*Instructions to follow:*
Every line below must be reproduced exactly. Copy them all.

— START The input —

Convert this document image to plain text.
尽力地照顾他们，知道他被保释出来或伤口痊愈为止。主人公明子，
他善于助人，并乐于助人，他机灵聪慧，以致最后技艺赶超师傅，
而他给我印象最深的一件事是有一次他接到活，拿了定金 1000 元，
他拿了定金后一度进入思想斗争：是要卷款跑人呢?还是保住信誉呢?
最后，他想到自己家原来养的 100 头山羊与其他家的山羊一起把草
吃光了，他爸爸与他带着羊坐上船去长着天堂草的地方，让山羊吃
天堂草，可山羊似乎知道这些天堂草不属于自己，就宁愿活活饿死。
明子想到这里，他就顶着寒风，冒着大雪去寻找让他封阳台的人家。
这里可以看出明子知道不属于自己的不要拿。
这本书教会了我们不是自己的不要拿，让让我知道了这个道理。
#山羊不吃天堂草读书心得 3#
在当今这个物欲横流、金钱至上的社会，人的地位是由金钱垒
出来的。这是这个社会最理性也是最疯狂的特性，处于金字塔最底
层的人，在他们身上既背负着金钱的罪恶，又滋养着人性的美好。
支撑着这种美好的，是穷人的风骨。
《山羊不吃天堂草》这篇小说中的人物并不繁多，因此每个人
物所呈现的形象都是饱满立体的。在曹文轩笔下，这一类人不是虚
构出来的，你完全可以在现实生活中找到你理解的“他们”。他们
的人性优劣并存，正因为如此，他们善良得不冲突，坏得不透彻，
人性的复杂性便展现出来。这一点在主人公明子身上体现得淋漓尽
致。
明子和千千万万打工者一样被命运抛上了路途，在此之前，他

— END The input —

*Answer to this problem:*
Convert this document image to plain text.
尽力地照顾他们，知道他被保释出来或伤口痊愈为止。主人公明子，
他善于助人，并乐于助人，他机灵聪慧，以致最后技艺赶超师傅，
而他给我印象最深的一件事是有一次他接到活，拿了定金 1000 元，
他拿了定金后一度进入思想斗争：是要卷款跑人呢?还是保住信誉呢?
最后，他想到自己家原来养的 100 头山羊与其他家的山羊一起把草
吃光了，他爸爸与他带着羊坐上船去长着天堂草的地方，让山羊吃
天堂草，可山羊似乎知道这些天堂草不属于自己，就宁愿活活饿死。
明子想到这里，他就顶着寒风，冒着大雪去寻找让他封阳台的人家。
这里可以看出明子知道不属于自己的不要拿。
这本书教会了我们不是自己的不要拿，让让我知道了这个道理。
#山羊不吃天堂草读书心得 3#
在当今这个物欲横流、金钱至上的社会，人的地位是由金钱垒
出来的。这是这个社会最理性也是最疯狂的特性，处于金字塔最底
层的人，在他们身上既背负着金钱的罪恶，又滋养着人性的美好。
支撑着这种美好的，是穷人的风骨。
《山羊不吃天堂草》这篇小说中的人物并不繁多，因此每个人
物所呈现的形象都是饱满立体的。在曹文轩笔下，这一类人不是虚
构出来的，你完全可以在现实生活中找到你理解的“他们”。他们
的人性优劣并存，正因为如此，他们善良得不冲突，坏得不透彻，
人性的复杂性便展现出来。这一点在主人公明子身上体现得淋漓尽
致。
明子和千千万万打工者一样被命运抛上了路途，在此之前，他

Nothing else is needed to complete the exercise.